Records from a collection of figures:
>>>>>

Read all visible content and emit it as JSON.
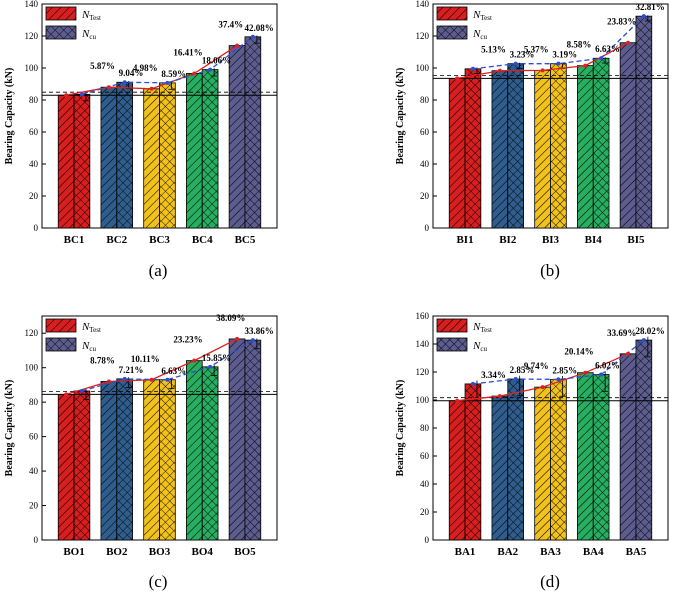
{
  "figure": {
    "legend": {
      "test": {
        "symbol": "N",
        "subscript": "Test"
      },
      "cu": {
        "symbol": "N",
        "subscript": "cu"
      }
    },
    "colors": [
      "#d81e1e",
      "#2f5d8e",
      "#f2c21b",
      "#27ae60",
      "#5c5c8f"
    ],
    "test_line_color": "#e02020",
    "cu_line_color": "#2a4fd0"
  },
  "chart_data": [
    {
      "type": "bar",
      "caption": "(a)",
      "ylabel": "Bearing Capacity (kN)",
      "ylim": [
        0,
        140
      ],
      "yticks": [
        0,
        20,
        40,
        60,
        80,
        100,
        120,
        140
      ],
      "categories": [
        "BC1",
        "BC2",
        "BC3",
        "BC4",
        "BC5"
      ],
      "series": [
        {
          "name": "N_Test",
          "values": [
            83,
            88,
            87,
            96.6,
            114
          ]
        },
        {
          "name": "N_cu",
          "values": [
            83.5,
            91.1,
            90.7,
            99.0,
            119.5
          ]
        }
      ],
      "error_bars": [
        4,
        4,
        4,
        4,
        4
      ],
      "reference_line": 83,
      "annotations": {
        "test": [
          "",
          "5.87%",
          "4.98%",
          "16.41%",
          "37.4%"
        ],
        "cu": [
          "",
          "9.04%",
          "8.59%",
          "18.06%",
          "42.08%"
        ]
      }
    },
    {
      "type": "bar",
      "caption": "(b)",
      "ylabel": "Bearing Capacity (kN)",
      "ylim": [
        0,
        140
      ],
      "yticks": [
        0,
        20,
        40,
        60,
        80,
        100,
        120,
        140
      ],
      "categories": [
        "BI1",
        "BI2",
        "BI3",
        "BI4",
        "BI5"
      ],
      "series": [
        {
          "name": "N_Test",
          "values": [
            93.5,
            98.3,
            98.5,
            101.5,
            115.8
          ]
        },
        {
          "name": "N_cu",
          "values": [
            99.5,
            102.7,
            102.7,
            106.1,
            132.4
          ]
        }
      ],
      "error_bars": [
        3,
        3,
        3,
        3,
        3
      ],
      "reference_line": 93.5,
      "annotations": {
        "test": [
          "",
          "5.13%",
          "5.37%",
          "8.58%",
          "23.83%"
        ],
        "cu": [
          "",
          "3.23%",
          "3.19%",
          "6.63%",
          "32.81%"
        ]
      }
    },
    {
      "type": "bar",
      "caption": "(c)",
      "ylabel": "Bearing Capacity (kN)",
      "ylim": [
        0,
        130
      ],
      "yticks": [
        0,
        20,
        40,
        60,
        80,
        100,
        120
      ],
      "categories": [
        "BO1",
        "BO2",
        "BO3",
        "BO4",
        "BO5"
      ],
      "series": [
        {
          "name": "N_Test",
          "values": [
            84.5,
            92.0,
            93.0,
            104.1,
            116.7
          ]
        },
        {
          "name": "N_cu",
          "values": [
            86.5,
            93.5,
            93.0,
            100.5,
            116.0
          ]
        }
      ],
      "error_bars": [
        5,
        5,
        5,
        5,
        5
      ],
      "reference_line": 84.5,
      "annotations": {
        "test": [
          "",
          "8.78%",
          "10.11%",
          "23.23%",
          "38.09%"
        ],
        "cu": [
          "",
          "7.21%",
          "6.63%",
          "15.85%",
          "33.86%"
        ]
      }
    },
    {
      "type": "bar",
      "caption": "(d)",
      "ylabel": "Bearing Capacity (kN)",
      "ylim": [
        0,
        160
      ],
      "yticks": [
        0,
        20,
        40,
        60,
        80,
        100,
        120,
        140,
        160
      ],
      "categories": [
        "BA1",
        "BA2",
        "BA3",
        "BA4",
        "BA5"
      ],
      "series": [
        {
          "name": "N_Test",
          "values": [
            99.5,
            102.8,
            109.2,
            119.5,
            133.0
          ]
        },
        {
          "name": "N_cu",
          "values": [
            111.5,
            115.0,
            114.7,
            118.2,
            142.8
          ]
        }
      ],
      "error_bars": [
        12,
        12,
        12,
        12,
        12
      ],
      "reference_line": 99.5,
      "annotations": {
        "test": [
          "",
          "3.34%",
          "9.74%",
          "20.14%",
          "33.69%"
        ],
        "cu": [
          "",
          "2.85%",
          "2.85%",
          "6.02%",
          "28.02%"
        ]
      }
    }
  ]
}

<<<<<

Problem statement: Print all of the entries word for word. Skip any images they contain.

Task solution:
Read all visible content and emit it as JSON.
{
  "figure": {
    "legend": {
      "test": {
        "symbol": "N",
        "subscript": "Test"
      },
      "cu": {
        "symbol": "N",
        "subscript": "cu"
      }
    },
    "colors": [
      "#d81e1e",
      "#2f5d8e",
      "#f2c21b",
      "#27ae60",
      "#5c5c8f"
    ],
    "test_line_color": "#e02020",
    "cu_line_color": "#2a4fd0"
  },
  "chart_data": [
    {
      "type": "bar",
      "caption": "(a)",
      "ylabel": "Bearing Capacity (kN)",
      "ylim": [
        0,
        140
      ],
      "yticks": [
        0,
        20,
        40,
        60,
        80,
        100,
        120,
        140
      ],
      "categories": [
        "BC1",
        "BC2",
        "BC3",
        "BC4",
        "BC5"
      ],
      "series": [
        {
          "name": "N_Test",
          "values": [
            83,
            88,
            87,
            96.6,
            114
          ]
        },
        {
          "name": "N_cu",
          "values": [
            83.5,
            91.1,
            90.7,
            99.0,
            119.5
          ]
        }
      ],
      "error_bars": [
        4,
        4,
        4,
        4,
        4
      ],
      "reference_line": 83,
      "annotations": {
        "test": [
          "",
          "5.87%",
          "4.98%",
          "16.41%",
          "37.4%"
        ],
        "cu": [
          "",
          "9.04%",
          "8.59%",
          "18.06%",
          "42.08%"
        ]
      }
    },
    {
      "type": "bar",
      "caption": "(b)",
      "ylabel": "Bearing Capacity (kN)",
      "ylim": [
        0,
        140
      ],
      "yticks": [
        0,
        20,
        40,
        60,
        80,
        100,
        120,
        140
      ],
      "categories": [
        "BI1",
        "BI2",
        "BI3",
        "BI4",
        "BI5"
      ],
      "series": [
        {
          "name": "N_Test",
          "values": [
            93.5,
            98.3,
            98.5,
            101.5,
            115.8
          ]
        },
        {
          "name": "N_cu",
          "values": [
            99.5,
            102.7,
            102.7,
            106.1,
            132.4
          ]
        }
      ],
      "error_bars": [
        3,
        3,
        3,
        3,
        3
      ],
      "reference_line": 93.5,
      "annotations": {
        "test": [
          "",
          "5.13%",
          "5.37%",
          "8.58%",
          "23.83%"
        ],
        "cu": [
          "",
          "3.23%",
          "3.19%",
          "6.63%",
          "32.81%"
        ]
      }
    },
    {
      "type": "bar",
      "caption": "(c)",
      "ylabel": "Bearing Capacity (kN)",
      "ylim": [
        0,
        130
      ],
      "yticks": [
        0,
        20,
        40,
        60,
        80,
        100,
        120
      ],
      "categories": [
        "BO1",
        "BO2",
        "BO3",
        "BO4",
        "BO5"
      ],
      "series": [
        {
          "name": "N_Test",
          "values": [
            84.5,
            92.0,
            93.0,
            104.1,
            116.7
          ]
        },
        {
          "name": "N_cu",
          "values": [
            86.5,
            93.5,
            93.0,
            100.5,
            116.0
          ]
        }
      ],
      "error_bars": [
        5,
        5,
        5,
        5,
        5
      ],
      "reference_line": 84.5,
      "annotations": {
        "test": [
          "",
          "8.78%",
          "10.11%",
          "23.23%",
          "38.09%"
        ],
        "cu": [
          "",
          "7.21%",
          "6.63%",
          "15.85%",
          "33.86%"
        ]
      }
    },
    {
      "type": "bar",
      "caption": "(d)",
      "ylabel": "Bearing Capacity (kN)",
      "ylim": [
        0,
        160
      ],
      "yticks": [
        0,
        20,
        40,
        60,
        80,
        100,
        120,
        140,
        160
      ],
      "categories": [
        "BA1",
        "BA2",
        "BA3",
        "BA4",
        "BA5"
      ],
      "series": [
        {
          "name": "N_Test",
          "values": [
            99.5,
            102.8,
            109.2,
            119.5,
            133.0
          ]
        },
        {
          "name": "N_cu",
          "values": [
            111.5,
            115.0,
            114.7,
            118.2,
            142.8
          ]
        }
      ],
      "error_bars": [
        12,
        12,
        12,
        12,
        12
      ],
      "reference_line": 99.5,
      "annotations": {
        "test": [
          "",
          "3.34%",
          "9.74%",
          "20.14%",
          "33.69%"
        ],
        "cu": [
          "",
          "2.85%",
          "2.85%",
          "6.02%",
          "28.02%"
        ]
      }
    }
  ]
}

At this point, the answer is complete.